— start of MATERIALS PROVIDED —
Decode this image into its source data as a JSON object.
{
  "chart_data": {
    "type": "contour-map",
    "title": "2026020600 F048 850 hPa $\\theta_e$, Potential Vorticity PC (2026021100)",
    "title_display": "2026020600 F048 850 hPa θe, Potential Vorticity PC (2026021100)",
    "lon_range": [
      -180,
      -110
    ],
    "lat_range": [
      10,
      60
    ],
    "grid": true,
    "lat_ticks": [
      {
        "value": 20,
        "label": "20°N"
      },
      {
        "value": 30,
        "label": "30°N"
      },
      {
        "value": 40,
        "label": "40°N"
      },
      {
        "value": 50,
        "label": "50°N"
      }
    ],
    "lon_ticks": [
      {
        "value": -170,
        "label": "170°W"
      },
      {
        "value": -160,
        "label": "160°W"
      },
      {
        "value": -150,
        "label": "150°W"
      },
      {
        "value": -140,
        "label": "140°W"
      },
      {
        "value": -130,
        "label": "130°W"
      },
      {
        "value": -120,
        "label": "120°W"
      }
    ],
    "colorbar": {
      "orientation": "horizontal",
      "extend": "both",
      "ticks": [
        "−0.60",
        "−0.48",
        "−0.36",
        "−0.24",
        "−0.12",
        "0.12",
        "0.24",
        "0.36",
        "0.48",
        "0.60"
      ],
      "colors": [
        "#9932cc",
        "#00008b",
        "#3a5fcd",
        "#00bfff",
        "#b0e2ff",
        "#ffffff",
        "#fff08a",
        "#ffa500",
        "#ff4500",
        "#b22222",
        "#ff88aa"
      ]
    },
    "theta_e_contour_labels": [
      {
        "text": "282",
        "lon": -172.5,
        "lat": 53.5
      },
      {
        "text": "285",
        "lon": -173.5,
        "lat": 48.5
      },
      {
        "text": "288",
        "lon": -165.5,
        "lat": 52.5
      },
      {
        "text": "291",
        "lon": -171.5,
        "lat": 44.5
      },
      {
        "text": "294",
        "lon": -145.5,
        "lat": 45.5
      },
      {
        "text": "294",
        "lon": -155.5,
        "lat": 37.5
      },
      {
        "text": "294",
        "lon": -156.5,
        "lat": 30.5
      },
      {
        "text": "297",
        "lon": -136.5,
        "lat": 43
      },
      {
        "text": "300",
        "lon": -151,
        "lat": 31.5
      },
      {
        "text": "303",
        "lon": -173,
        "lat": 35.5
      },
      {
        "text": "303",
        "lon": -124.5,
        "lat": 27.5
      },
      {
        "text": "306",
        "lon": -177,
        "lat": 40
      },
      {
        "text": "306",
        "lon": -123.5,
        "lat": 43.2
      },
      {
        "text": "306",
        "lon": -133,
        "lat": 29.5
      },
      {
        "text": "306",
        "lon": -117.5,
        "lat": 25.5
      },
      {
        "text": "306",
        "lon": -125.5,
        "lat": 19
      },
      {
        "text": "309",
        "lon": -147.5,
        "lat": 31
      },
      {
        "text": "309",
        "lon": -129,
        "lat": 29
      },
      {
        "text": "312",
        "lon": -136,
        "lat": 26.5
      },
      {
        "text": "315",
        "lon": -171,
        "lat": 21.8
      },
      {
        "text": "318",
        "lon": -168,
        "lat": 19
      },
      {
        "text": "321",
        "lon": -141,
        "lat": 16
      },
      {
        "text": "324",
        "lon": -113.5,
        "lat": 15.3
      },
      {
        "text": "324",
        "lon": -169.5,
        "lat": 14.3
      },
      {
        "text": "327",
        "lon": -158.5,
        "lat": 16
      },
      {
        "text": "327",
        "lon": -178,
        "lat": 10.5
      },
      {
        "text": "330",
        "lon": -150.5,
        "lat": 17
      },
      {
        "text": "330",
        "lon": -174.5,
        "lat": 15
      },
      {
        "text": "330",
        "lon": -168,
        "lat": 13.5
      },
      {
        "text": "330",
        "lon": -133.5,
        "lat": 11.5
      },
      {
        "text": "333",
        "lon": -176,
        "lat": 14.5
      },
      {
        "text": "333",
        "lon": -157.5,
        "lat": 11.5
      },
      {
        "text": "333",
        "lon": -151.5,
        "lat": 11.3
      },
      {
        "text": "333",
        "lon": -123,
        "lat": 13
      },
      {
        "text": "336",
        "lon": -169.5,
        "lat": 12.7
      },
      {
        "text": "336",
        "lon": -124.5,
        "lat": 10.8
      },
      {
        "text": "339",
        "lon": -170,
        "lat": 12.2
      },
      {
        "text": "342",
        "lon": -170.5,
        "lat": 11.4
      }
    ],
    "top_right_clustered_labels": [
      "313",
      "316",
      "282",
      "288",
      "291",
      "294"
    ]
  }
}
— end of MATERIALS PROVIDED —
▶ PROBLEM TO SOLVE:
Copy out the lines that hold "Potential".

▶ OUTPUT BELOW:
    "title": "2026020600 F048 850 hPa $\\theta_e$, Potential Vorticity PC (2026021100)",
    "title_display": "2026020600 F048 850 hPa θe, Potential Vorticity PC (2026021100)",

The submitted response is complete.